■ EXERCISE INSTRUCTIONS
Pictures stay out; everything else in the records below is copied exactly.

Source data:
------------------------

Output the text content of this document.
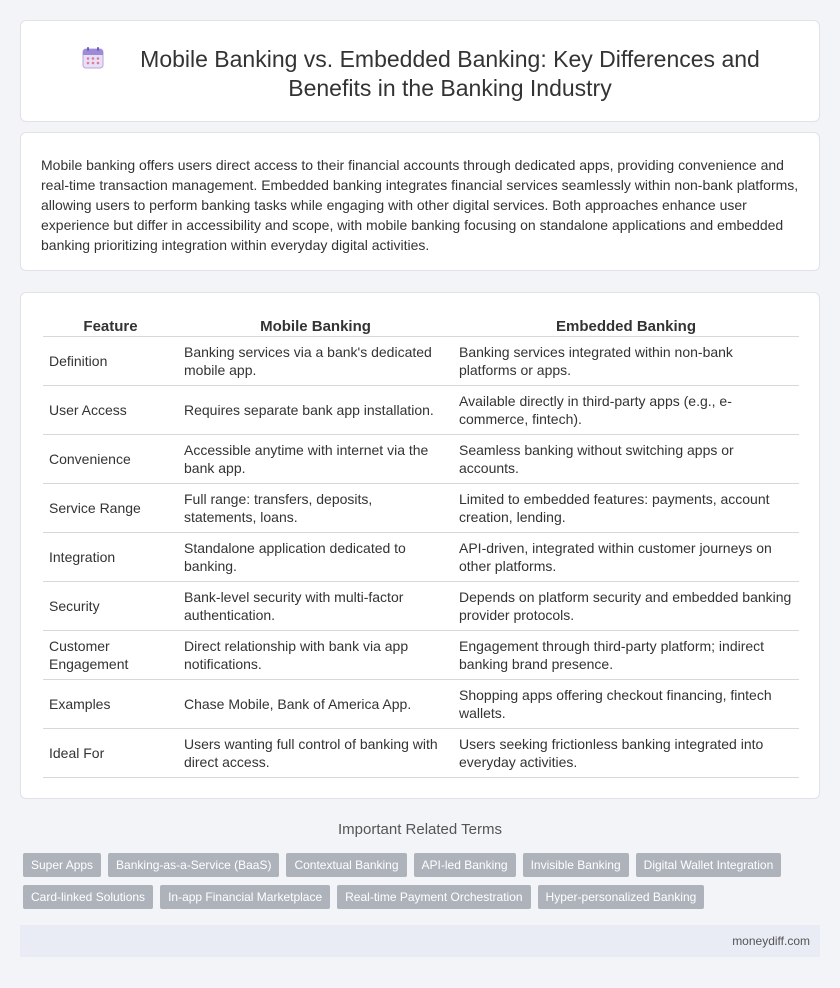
Mobile Banking vs. Embedded Banking: Key Differences and Benefits in the Banking Industry

Mobile banking offers users direct access to their financial accounts through dedicated apps, providing convenience and real-time transaction management. Embedded banking integrates financial services seamlessly within non-bank platforms, allowing users to perform banking tasks while engaging with other digital services. Both approaches enhance user experience but differ in accessibility and scope, with mobile banking focusing on standalone applications and embedded banking prioritizing integration within everyday digital activities.

Feature	Mobile Banking	Embedded Banking
Definition	Banking services via a bank's dedicated mobile app.	Banking services integrated within non-bank platforms or apps.
User Access	Requires separate bank app installation.	Available directly in third-party apps (e.g., e-commerce, fintech).
Convenience	Accessible anytime with internet via the bank app.	Seamless banking without switching apps or accounts.
Service Range	Full range: transfers, deposits, statements, loans.	Limited to embedded features: payments, account creation, lending.
Integration	Standalone application dedicated to banking.	API-driven, integrated within customer journeys on other platforms.
Security	Bank-level security with multi-factor authentication.	Depends on platform security and embedded banking provider protocols.
Customer Engagement	Direct relationship with bank via app notifications.	Engagement through third-party platform; indirect banking brand presence.
Examples	Chase Mobile, Bank of America App.	Shopping apps offering checkout financing, fintech wallets.
Ideal For	Users wanting full control of banking with direct access.	Users seeking frictionless banking integrated into everyday activities.
Important Related Terms
Super Apps	Banking-as-a-Service (BaaS)	Contextual Banking	API-led Banking	Invisible Banking	Digital Wallet Integration
Card-linked Solutions	In-app Financial Marketplace	Real-time Payment Orchestration	Hyper-personalized Banking
moneydiff.com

------------------------

■ EXPECTED ANSWER
Output the text content of this document.
Mobile Banking vs. Embedded Banking: Key Differences and Benefits in the Banking Industry

Mobile banking offers users direct access to their financial accounts through dedicated apps, providing convenience and real-time transaction management. Embedded banking integrates financial services seamlessly within non-bank platforms, allowing users to perform banking tasks while engaging with other digital services. Both approaches enhance user experience but differ in accessibility and scope, with mobile banking focusing on standalone applications and embedded banking prioritizing integration within everyday digital activities.

Feature	Mobile Banking	Embedded Banking
Definition	Banking services via a bank's dedicated mobile app.	Banking services integrated within non-bank platforms or apps.
User Access	Requires separate bank app installation.	Available directly in third-party apps (e.g., e-commerce, fintech).
Convenience	Accessible anytime with internet via the bank app.	Seamless banking without switching apps or accounts.
Service Range	Full range: transfers, deposits, statements, loans.	Limited to embedded features: payments, account creation, lending.
Integration	Standalone application dedicated to banking.	API-driven, integrated within customer journeys on other platforms.
Security	Bank-level security with multi-factor authentication.	Depends on platform security and embedded banking provider protocols.
Customer Engagement	Direct relationship with bank via app notifications.	Engagement through third-party platform; indirect banking brand presence.
Examples	Chase Mobile, Bank of America App.	Shopping apps offering checkout financing, fintech wallets.
Ideal For	Users wanting full control of banking with direct access.	Users seeking frictionless banking integrated into everyday activities.
Important Related Terms
Super Apps	Banking-as-a-Service (BaaS)	Contextual Banking	API-led Banking	Invisible Banking	Digital Wallet Integration
Card-linked Solutions	In-app Financial Marketplace	Real-time Payment Orchestration	Hyper-personalized Banking
moneydiff.com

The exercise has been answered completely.